* begin Data supplied *

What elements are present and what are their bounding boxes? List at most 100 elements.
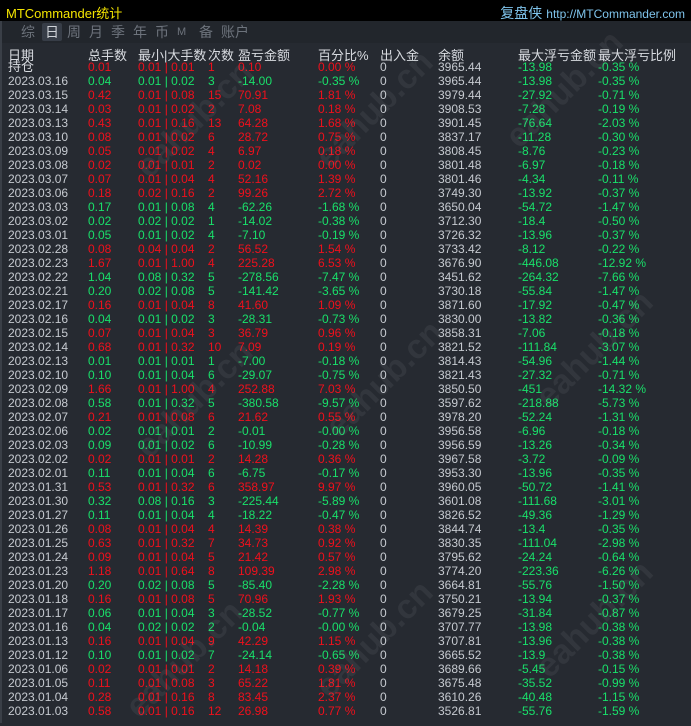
cell-date: 2023.01.18 bbox=[8, 592, 69, 606]
brand[interactable]: 复盘侠 http://MTCommander.com bbox=[500, 3, 685, 23]
cell-count: 13 bbox=[208, 116, 222, 130]
cell-min-max-lots: 0.01 | 0.32 bbox=[138, 396, 195, 410]
left-border bbox=[0, 21, 2, 723]
cell-pnl: 65.22 bbox=[238, 676, 269, 690]
cell-pnl: 70.96 bbox=[238, 592, 269, 606]
tab-1[interactable]: 日 bbox=[42, 23, 62, 41]
cell-date: 2023.02.28 bbox=[8, 242, 69, 256]
cell-max-float-ratio: -0.34 % bbox=[598, 438, 640, 452]
cell-balance: 3726.32 bbox=[438, 228, 482, 242]
cell-max-float-loss: -6.96 bbox=[518, 424, 546, 438]
cell-min-max-lots: 0.01 | 0.04 bbox=[138, 326, 195, 340]
cell-pnl: 34.73 bbox=[238, 536, 269, 550]
cell-deposit: 0 bbox=[380, 312, 387, 326]
cell-pnl: -0.01 bbox=[238, 424, 266, 438]
cell-count: 1 bbox=[208, 60, 215, 74]
cell-min-max-lots: 0.02 | 0.08 bbox=[138, 578, 195, 592]
cell-max-float-ratio: -12.92 % bbox=[598, 256, 647, 270]
cell-balance: 3801.48 bbox=[438, 158, 482, 172]
cell-min-max-lots: 0.01 | 0.08 bbox=[138, 592, 195, 606]
cell-balance: 3597.62 bbox=[438, 396, 482, 410]
cell-date: 2023.02.21 bbox=[8, 284, 69, 298]
header-pnl[interactable]: 盈亏金额 bbox=[238, 48, 291, 63]
cell-min-max-lots: 0.01 | 0.32 bbox=[138, 536, 195, 550]
cell-count: 4 bbox=[208, 382, 215, 396]
cell-count: 5 bbox=[208, 550, 215, 564]
cell-deposit: 0 bbox=[380, 424, 387, 438]
cell-min-max-lots: 0.01 | 0.01 bbox=[138, 158, 195, 172]
cell-min-max-lots: 0.01 | 0.02 bbox=[138, 228, 195, 242]
cell-count: 8 bbox=[208, 298, 215, 312]
cell-percent: -0.73 % bbox=[318, 312, 360, 326]
cell-total-lots: 0.10 bbox=[88, 648, 112, 662]
cell-pnl: 28.72 bbox=[238, 130, 269, 144]
cell-date: 2023.02.07 bbox=[8, 410, 69, 424]
cell-count: 1 bbox=[208, 214, 215, 228]
cell-percent: -0.35 % bbox=[318, 74, 360, 88]
cell-count: 3 bbox=[208, 494, 215, 508]
cell-count: 10 bbox=[208, 340, 222, 354]
header-min-max-lots[interactable]: 最小|大手数 bbox=[138, 48, 207, 63]
header-balance[interactable]: 余额 bbox=[438, 48, 465, 63]
cell-count: 4 bbox=[208, 228, 215, 242]
cell-count: 4 bbox=[208, 172, 215, 186]
header-percent[interactable]: 百分比% bbox=[318, 48, 369, 63]
tab-2[interactable]: 周 bbox=[67, 24, 81, 40]
cell-date: 2023.02.23 bbox=[8, 256, 69, 270]
cell-balance: 3850.50 bbox=[438, 382, 482, 396]
cell-percent: 0.96 % bbox=[318, 326, 356, 340]
tab-8[interactable]: 备 bbox=[199, 24, 213, 40]
cell-date: 2023.03.06 bbox=[8, 186, 69, 200]
cell-date: 2023.03.15 bbox=[8, 88, 69, 102]
cell-min-max-lots: 0.02 | 0.08 bbox=[138, 284, 195, 298]
cell-percent: -0.00 % bbox=[318, 620, 360, 634]
header-max-float-loss[interactable]: 最大浮亏金额 bbox=[518, 48, 597, 63]
cell-count: 2 bbox=[208, 620, 215, 634]
cell-deposit: 0 bbox=[380, 690, 387, 704]
cell-max-float-ratio: -2.98 % bbox=[598, 536, 640, 550]
tab-3[interactable]: 月 bbox=[89, 24, 103, 40]
cell-balance: 3801.46 bbox=[438, 172, 482, 186]
header-total-lots[interactable]: 总手数 bbox=[88, 48, 128, 63]
cell-total-lots: 0.58 bbox=[88, 704, 112, 718]
cell-total-lots: 0.05 bbox=[88, 228, 112, 242]
tab-0[interactable]: 综 bbox=[21, 24, 35, 40]
tab-6[interactable]: 币 bbox=[155, 24, 169, 40]
header-date[interactable]: 日期 bbox=[8, 48, 35, 63]
tab-5[interactable]: 年 bbox=[133, 24, 147, 40]
cell-min-max-lots: 0.01 | 0.02 bbox=[138, 130, 195, 144]
cell-percent: 2.98 % bbox=[318, 564, 356, 578]
cell-count: 3 bbox=[208, 606, 215, 620]
cell-count: 5 bbox=[208, 592, 215, 606]
header-deposit[interactable]: 出入金 bbox=[380, 48, 420, 63]
cell-total-lots: 0.08 bbox=[88, 242, 112, 256]
cell-balance: 3730.18 bbox=[438, 284, 482, 298]
cell-total-lots: 0.02 bbox=[88, 158, 112, 172]
header-max-float-ratio[interactable]: 最大浮亏比例 bbox=[598, 48, 677, 63]
cell-balance: 3750.21 bbox=[438, 592, 482, 606]
cell-percent: 0.39 % bbox=[318, 662, 356, 676]
cell-pnl: 109.39 bbox=[238, 564, 275, 578]
cell-balance: 3965.44 bbox=[438, 74, 482, 88]
cell-percent: 0.00 % bbox=[318, 60, 356, 74]
cell-total-lots: 0.53 bbox=[88, 480, 112, 494]
cell-min-max-lots: 0.08 | 0.16 bbox=[138, 494, 195, 508]
tab-4[interactable]: 季 bbox=[111, 24, 125, 40]
header-count[interactable]: 次数 bbox=[208, 48, 235, 63]
cell-total-lots: 1.04 bbox=[88, 270, 112, 284]
tab-9[interactable]: 账户 bbox=[221, 24, 249, 40]
cell-min-max-lots: 0.01 | 0.04 bbox=[138, 522, 195, 536]
cell-min-max-lots: 0.01 | 0.04 bbox=[138, 172, 195, 186]
cell-count: 6 bbox=[208, 410, 215, 424]
cell-date: 2023.01.31 bbox=[8, 480, 69, 494]
cell-pnl: 52.16 bbox=[238, 172, 269, 186]
cell-min-max-lots: 0.01 | 0.04 bbox=[138, 550, 195, 564]
cell-max-float-ratio: -1.31 % bbox=[598, 410, 640, 424]
cell-max-float-loss: -18.4 bbox=[518, 214, 546, 228]
cell-percent: -0.65 % bbox=[318, 648, 360, 662]
cell-min-max-lots: 0.01 | 0.04 bbox=[138, 298, 195, 312]
tab-7[interactable]: M bbox=[177, 26, 187, 38]
cell-balance: 3978.20 bbox=[438, 410, 482, 424]
brand-url[interactable]: http://MTCommander.com bbox=[546, 7, 685, 21]
cell-count: 6 bbox=[208, 480, 215, 494]
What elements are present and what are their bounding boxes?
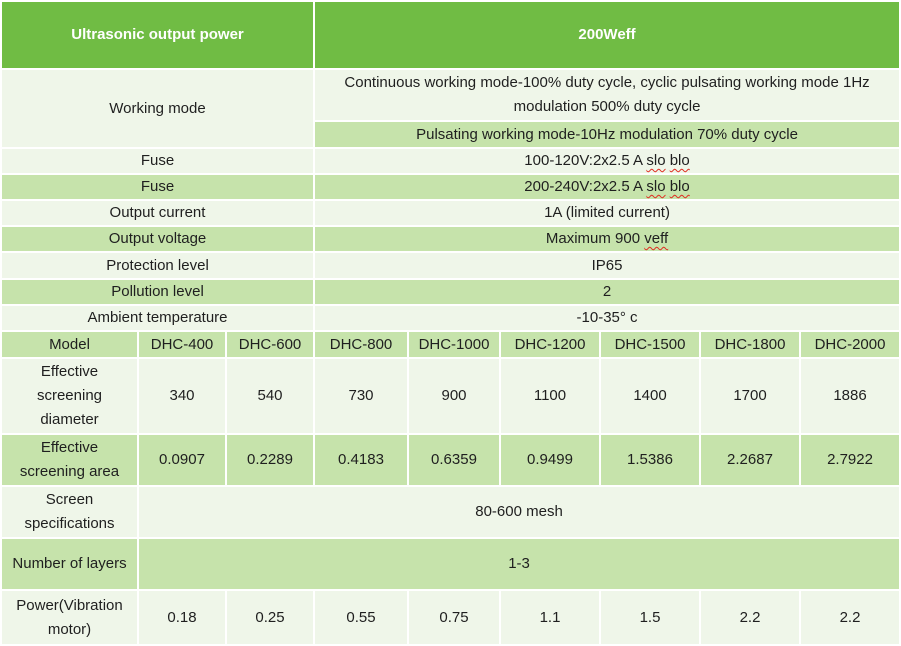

* end Data supplied *

» Problem description
Please swap "cell-pnl" for "cell-profit" throughout all the rows above, changing nothing else, and leave the pictures out of your answer.

» Completed task
What elements are present and what are their bounding boxes? List at most 100 elements.
cell-date: 2023.01.18 bbox=[8, 592, 69, 606]
brand[interactable]: 复盘侠 http://MTCommander.com bbox=[500, 3, 685, 23]
cell-count: 13 bbox=[208, 116, 222, 130]
cell-min-max-lots: 0.01 | 0.32 bbox=[138, 396, 195, 410]
left-border bbox=[0, 21, 2, 723]
cell-profit: 65.22 bbox=[238, 676, 269, 690]
cell-profit: 70.96 bbox=[238, 592, 269, 606]
tab-1[interactable]: 日 bbox=[42, 23, 62, 41]
cell-date: 2023.02.28 bbox=[8, 242, 69, 256]
cell-max-float-ratio: -0.34 % bbox=[598, 438, 640, 452]
cell-balance: 3726.32 bbox=[438, 228, 482, 242]
cell-max-float-loss: -6.96 bbox=[518, 424, 546, 438]
cell-min-max-lots: 0.01 | 0.04 bbox=[138, 326, 195, 340]
cell-profit: 34.73 bbox=[238, 536, 269, 550]
cell-deposit: 0 bbox=[380, 312, 387, 326]
cell-profit: -0.01 bbox=[238, 424, 266, 438]
cell-count: 1 bbox=[208, 60, 215, 74]
cell-min-max-lots: 0.02 | 0.08 bbox=[138, 578, 195, 592]
cell-max-float-ratio: -12.92 % bbox=[598, 256, 647, 270]
cell-balance: 3801.48 bbox=[438, 158, 482, 172]
cell-min-max-lots: 0.01 | 0.08 bbox=[138, 592, 195, 606]
cell-balance: 3597.62 bbox=[438, 396, 482, 410]
cell-date: 2023.02.21 bbox=[8, 284, 69, 298]
header-pnl[interactable]: 盈亏金额 bbox=[238, 48, 291, 63]
cell-min-max-lots: 0.01 | 0.32 bbox=[138, 536, 195, 550]
cell-count: 4 bbox=[208, 382, 215, 396]
cell-count: 5 bbox=[208, 550, 215, 564]
cell-deposit: 0 bbox=[380, 424, 387, 438]
cell-min-max-lots: 0.01 | 0.01 bbox=[138, 158, 195, 172]
cell-min-max-lots: 0.01 | 0.02 bbox=[138, 228, 195, 242]
cell-count: 8 bbox=[208, 298, 215, 312]
cell-percent: -0.73 % bbox=[318, 312, 360, 326]
cell-total-lots: 0.10 bbox=[88, 648, 112, 662]
cell-profit: 28.72 bbox=[238, 130, 269, 144]
cell-date: 2023.02.07 bbox=[8, 410, 69, 424]
cell-count: 1 bbox=[208, 214, 215, 228]
cell-percent: -0.35 % bbox=[318, 74, 360, 88]
cell-count: 3 bbox=[208, 494, 215, 508]
cell-count: 10 bbox=[208, 340, 222, 354]
header-min-max-lots[interactable]: 最小|大手数 bbox=[138, 48, 207, 63]
header-balance[interactable]: 余额 bbox=[438, 48, 465, 63]
cell-count: 4 bbox=[208, 228, 215, 242]
cell-count: 4 bbox=[208, 172, 215, 186]
header-percent[interactable]: 百分比% bbox=[318, 48, 369, 63]
tab-2[interactable]: 周 bbox=[67, 24, 81, 40]
cell-date: 2023.02.23 bbox=[8, 256, 69, 270]
cell-balance: 3850.50 bbox=[438, 382, 482, 396]
cell-percent: 0.96 % bbox=[318, 326, 356, 340]
tab-8[interactable]: 备 bbox=[199, 24, 213, 40]
cell-date: 2023.03.06 bbox=[8, 186, 69, 200]
cell-date: 2023.03.15 bbox=[8, 88, 69, 102]
cell-min-max-lots: 0.02 | 0.08 bbox=[138, 284, 195, 298]
cell-percent: -0.00 % bbox=[318, 620, 360, 634]
header-max-float-loss[interactable]: 最大浮亏金额 bbox=[518, 48, 597, 63]
cell-count: 2 bbox=[208, 620, 215, 634]
cell-deposit: 0 bbox=[380, 690, 387, 704]
cell-max-float-ratio: -2.98 % bbox=[598, 536, 640, 550]
tab-3[interactable]: 月 bbox=[89, 24, 103, 40]
cell-balance: 3801.46 bbox=[438, 172, 482, 186]
header-total-lots[interactable]: 总手数 bbox=[88, 48, 128, 63]
cell-total-lots: 0.58 bbox=[88, 704, 112, 718]
cell-total-lots: 0.05 bbox=[88, 228, 112, 242]
tab-0[interactable]: 综 bbox=[21, 24, 35, 40]
tab-6[interactable]: 币 bbox=[155, 24, 169, 40]
header-date[interactable]: 日期 bbox=[8, 48, 35, 63]
tab-5[interactable]: 年 bbox=[133, 24, 147, 40]
cell-min-max-lots: 0.01 | 0.02 bbox=[138, 130, 195, 144]
cell-percent: 2.98 % bbox=[318, 564, 356, 578]
cell-count: 3 bbox=[208, 606, 215, 620]
cell-count: 5 bbox=[208, 592, 215, 606]
header-deposit[interactable]: 出入金 bbox=[380, 48, 420, 63]
cell-total-lots: 0.08 bbox=[88, 242, 112, 256]
cell-balance: 3730.18 bbox=[438, 284, 482, 298]
cell-total-lots: 0.02 bbox=[88, 158, 112, 172]
header-max-float-ratio[interactable]: 最大浮亏比例 bbox=[598, 48, 677, 63]
cell-balance: 3750.21 bbox=[438, 592, 482, 606]
cell-percent: 0.39 % bbox=[318, 662, 356, 676]
cell-profit: 109.39 bbox=[238, 564, 275, 578]
cell-balance: 3965.44 bbox=[438, 74, 482, 88]
cell-percent: 0.00 % bbox=[318, 60, 356, 74]
cell-total-lots: 0.53 bbox=[88, 480, 112, 494]
cell-min-max-lots: 0.08 | 0.16 bbox=[138, 494, 195, 508]
tab-4[interactable]: 季 bbox=[111, 24, 125, 40]
header-count[interactable]: 次数 bbox=[208, 48, 235, 63]
cell-total-lots: 1.04 bbox=[88, 270, 112, 284]
tab-9[interactable]: 账户 bbox=[221, 24, 249, 40]
cell-min-max-lots: 0.01 | 0.04 bbox=[138, 522, 195, 536]
cell-min-max-lots: 0.01 | 0.04 bbox=[138, 172, 195, 186]
cell-count: 6 bbox=[208, 410, 215, 424]
cell-date: 2023.01.31 bbox=[8, 480, 69, 494]
cell-profit: 52.16 bbox=[238, 172, 269, 186]
cell-min-max-lots: 0.01 | 0.04 bbox=[138, 550, 195, 564]
cell-max-float-ratio: -1.31 % bbox=[598, 410, 640, 424]
cell-max-float-loss: -18.4 bbox=[518, 214, 546, 228]
cell-percent: -0.65 % bbox=[318, 648, 360, 662]
cell-min-max-lots: 0.01 | 0.04 bbox=[138, 298, 195, 312]
tab-7[interactable]: M bbox=[177, 26, 187, 38]
cell-balance: 3978.20 bbox=[438, 410, 482, 424]
brand-url[interactable]: http://MTCommander.com bbox=[546, 7, 685, 21]
cell-count: 6 bbox=[208, 480, 215, 494]
What elements are present and what are their bounding boxes?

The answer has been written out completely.